INFORMATION PROVIDED:
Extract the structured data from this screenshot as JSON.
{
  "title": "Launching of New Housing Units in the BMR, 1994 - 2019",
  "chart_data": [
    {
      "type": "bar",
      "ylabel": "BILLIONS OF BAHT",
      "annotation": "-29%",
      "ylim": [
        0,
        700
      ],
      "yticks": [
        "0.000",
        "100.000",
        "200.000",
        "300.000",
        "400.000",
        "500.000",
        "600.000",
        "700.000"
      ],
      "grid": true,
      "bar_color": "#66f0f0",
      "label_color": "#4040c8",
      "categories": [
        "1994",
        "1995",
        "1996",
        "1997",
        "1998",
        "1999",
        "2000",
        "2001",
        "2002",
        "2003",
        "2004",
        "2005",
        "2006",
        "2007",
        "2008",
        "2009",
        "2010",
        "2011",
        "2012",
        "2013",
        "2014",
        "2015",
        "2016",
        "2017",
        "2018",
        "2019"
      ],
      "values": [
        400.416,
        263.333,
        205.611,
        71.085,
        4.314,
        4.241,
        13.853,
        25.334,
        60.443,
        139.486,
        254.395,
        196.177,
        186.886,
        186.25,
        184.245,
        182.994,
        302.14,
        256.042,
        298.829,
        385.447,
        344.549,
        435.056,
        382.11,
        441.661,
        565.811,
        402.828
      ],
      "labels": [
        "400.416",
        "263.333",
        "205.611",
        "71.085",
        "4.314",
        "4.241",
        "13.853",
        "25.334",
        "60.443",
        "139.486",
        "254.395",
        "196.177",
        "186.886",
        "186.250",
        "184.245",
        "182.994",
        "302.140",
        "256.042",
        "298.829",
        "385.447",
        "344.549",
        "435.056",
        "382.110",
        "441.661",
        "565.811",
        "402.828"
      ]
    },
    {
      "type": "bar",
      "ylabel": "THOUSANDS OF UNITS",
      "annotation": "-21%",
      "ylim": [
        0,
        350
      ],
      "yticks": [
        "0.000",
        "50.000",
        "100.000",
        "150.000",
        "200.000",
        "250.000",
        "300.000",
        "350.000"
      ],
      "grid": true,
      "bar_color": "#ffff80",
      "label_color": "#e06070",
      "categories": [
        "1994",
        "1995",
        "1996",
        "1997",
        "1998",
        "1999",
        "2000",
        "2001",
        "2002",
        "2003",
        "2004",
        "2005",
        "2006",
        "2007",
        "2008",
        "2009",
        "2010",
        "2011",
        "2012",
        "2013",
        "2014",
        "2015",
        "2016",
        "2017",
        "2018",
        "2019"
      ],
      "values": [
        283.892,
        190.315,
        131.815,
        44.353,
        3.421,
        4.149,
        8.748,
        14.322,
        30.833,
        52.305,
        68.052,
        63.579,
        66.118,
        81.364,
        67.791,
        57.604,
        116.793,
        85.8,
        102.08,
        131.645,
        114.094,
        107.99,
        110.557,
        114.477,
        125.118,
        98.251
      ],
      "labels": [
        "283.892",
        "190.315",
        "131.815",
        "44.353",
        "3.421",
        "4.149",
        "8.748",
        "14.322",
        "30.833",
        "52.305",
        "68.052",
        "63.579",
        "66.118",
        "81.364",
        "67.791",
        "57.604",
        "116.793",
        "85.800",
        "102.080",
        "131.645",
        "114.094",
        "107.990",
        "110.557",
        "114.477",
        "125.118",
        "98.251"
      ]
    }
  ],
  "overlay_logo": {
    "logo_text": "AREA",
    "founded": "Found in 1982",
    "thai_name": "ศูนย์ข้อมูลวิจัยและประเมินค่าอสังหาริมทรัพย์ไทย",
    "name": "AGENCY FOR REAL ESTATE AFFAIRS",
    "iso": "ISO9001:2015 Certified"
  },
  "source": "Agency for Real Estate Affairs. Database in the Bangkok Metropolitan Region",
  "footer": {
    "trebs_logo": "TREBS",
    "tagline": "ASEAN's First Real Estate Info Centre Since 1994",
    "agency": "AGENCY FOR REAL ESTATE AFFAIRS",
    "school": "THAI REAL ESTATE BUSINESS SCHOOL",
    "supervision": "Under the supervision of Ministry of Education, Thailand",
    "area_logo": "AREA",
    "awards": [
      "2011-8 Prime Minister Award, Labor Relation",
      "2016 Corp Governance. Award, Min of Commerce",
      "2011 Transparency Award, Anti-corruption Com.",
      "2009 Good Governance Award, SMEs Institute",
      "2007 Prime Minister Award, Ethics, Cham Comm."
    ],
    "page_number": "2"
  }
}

PROBLEM DETAILS:
Quote all the records. Keep every word exact.

RESPONSE:
Extract the structured data from this screenshot as JSON.
{
  "title": "Launching of New Housing Units in the BMR, 1994 - 2019",
  "chart_data": [
    {
      "type": "bar",
      "ylabel": "BILLIONS OF BAHT",
      "annotation": "-29%",
      "ylim": [
        0,
        700
      ],
      "yticks": [
        "0.000",
        "100.000",
        "200.000",
        "300.000",
        "400.000",
        "500.000",
        "600.000",
        "700.000"
      ],
      "grid": true,
      "bar_color": "#66f0f0",
      "label_color": "#4040c8",
      "categories": [
        "1994",
        "1995",
        "1996",
        "1997",
        "1998",
        "1999",
        "2000",
        "2001",
        "2002",
        "2003",
        "2004",
        "2005",
        "2006",
        "2007",
        "2008",
        "2009",
        "2010",
        "2011",
        "2012",
        "2013",
        "2014",
        "2015",
        "2016",
        "2017",
        "2018",
        "2019"
      ],
      "values": [
        400.416,
        263.333,
        205.611,
        71.085,
        4.314,
        4.241,
        13.853,
        25.334,
        60.443,
        139.486,
        254.395,
        196.177,
        186.886,
        186.25,
        184.245,
        182.994,
        302.14,
        256.042,
        298.829,
        385.447,
        344.549,
        435.056,
        382.11,
        441.661,
        565.811,
        402.828
      ],
      "labels": [
        "400.416",
        "263.333",
        "205.611",
        "71.085",
        "4.314",
        "4.241",
        "13.853",
        "25.334",
        "60.443",
        "139.486",
        "254.395",
        "196.177",
        "186.886",
        "186.250",
        "184.245",
        "182.994",
        "302.140",
        "256.042",
        "298.829",
        "385.447",
        "344.549",
        "435.056",
        "382.110",
        "441.661",
        "565.811",
        "402.828"
      ]
    },
    {
      "type": "bar",
      "ylabel": "THOUSANDS OF UNITS",
      "annotation": "-21%",
      "ylim": [
        0,
        350
      ],
      "yticks": [
        "0.000",
        "50.000",
        "100.000",
        "150.000",
        "200.000",
        "250.000",
        "300.000",
        "350.000"
      ],
      "grid": true,
      "bar_color": "#ffff80",
      "label_color": "#e06070",
      "categories": [
        "1994",
        "1995",
        "1996",
        "1997",
        "1998",
        "1999",
        "2000",
        "2001",
        "2002",
        "2003",
        "2004",
        "2005",
        "2006",
        "2007",
        "2008",
        "2009",
        "2010",
        "2011",
        "2012",
        "2013",
        "2014",
        "2015",
        "2016",
        "2017",
        "2018",
        "2019"
      ],
      "values": [
        283.892,
        190.315,
        131.815,
        44.353,
        3.421,
        4.149,
        8.748,
        14.322,
        30.833,
        52.305,
        68.052,
        63.579,
        66.118,
        81.364,
        67.791,
        57.604,
        116.793,
        85.8,
        102.08,
        131.645,
        114.094,
        107.99,
        110.557,
        114.477,
        125.118,
        98.251
      ],
      "labels": [
        "283.892",
        "190.315",
        "131.815",
        "44.353",
        "3.421",
        "4.149",
        "8.748",
        "14.322",
        "30.833",
        "52.305",
        "68.052",
        "63.579",
        "66.118",
        "81.364",
        "67.791",
        "57.604",
        "116.793",
        "85.800",
        "102.080",
        "131.645",
        "114.094",
        "107.990",
        "110.557",
        "114.477",
        "125.118",
        "98.251"
      ]
    }
  ],
  "overlay_logo": {
    "logo_text": "AREA",
    "founded": "Found in 1982",
    "thai_name": "ศูนย์ข้อมูลวิจัยและประเมินค่าอสังหาริมทรัพย์ไทย",
    "name": "AGENCY FOR REAL ESTATE AFFAIRS",
    "iso": "ISO9001:2015 Certified"
  },
  "source": "Agency for Real Estate Affairs. Database in the Bangkok Metropolitan Region",
  "footer": {
    "trebs_logo": "TREBS",
    "tagline": "ASEAN's First Real Estate Info Centre Since 1994",
    "agency": "AGENCY FOR REAL ESTATE AFFAIRS",
    "school": "THAI REAL ESTATE BUSINESS SCHOOL",
    "supervision": "Under the supervision of Ministry of Education, Thailand",
    "area_logo": "AREA",
    "awards": [
      "2011-8 Prime Minister Award, Labor Relation",
      "2016 Corp Governance. Award, Min of Commerce",
      "2011 Transparency Award, Anti-corruption Com.",
      "2009 Good Governance Award, SMEs Institute",
      "2007 Prime Minister Award, Ethics, Cham Comm."
    ],
    "page_number": "2"
  }
}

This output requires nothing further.